── MATERIAL FOR THIS EXERCISE

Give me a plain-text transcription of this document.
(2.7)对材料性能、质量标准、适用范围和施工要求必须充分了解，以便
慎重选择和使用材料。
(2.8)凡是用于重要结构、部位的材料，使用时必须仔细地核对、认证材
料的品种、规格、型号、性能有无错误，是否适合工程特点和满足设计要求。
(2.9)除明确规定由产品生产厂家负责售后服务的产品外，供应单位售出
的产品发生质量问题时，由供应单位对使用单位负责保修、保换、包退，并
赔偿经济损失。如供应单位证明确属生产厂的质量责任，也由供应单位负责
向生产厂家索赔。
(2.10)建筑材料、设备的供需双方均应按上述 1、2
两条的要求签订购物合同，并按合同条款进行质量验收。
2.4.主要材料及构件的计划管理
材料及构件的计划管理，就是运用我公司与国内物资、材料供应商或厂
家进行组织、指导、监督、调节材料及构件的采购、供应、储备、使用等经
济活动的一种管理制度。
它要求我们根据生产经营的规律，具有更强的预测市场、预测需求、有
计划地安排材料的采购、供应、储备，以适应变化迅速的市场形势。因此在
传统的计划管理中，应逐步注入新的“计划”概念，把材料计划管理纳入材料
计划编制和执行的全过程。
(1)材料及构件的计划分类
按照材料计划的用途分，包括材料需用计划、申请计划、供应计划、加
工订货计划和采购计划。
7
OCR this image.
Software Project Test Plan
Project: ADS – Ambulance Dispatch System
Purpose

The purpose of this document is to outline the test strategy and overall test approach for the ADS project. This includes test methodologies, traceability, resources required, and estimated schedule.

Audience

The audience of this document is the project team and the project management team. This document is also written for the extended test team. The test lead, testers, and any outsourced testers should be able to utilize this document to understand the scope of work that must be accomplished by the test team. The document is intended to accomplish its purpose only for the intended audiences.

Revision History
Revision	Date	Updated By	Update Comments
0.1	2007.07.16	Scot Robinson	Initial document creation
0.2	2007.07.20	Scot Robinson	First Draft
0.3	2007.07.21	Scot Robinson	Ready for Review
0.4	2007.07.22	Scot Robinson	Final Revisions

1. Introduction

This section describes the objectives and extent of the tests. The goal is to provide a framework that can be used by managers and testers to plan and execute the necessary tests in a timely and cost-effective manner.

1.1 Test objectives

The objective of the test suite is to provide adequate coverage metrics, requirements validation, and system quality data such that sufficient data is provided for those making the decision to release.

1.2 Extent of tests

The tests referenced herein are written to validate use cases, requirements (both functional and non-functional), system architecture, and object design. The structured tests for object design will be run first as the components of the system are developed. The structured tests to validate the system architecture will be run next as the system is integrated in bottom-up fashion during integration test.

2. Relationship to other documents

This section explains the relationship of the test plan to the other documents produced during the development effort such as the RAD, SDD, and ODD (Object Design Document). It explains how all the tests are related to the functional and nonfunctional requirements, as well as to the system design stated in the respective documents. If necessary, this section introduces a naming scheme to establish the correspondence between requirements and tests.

────

# [WRITTEN TASK]
Check each line above for the word "objectives", and copy the lines where it appears.

# [FINAL RESULT]
This section describes the objectives and extent of the tests. The goal is to provide a framework that can be used by managers and testers to plan and execute the necessary tests in a timely and cost-effective manner.
1.1 Test objectives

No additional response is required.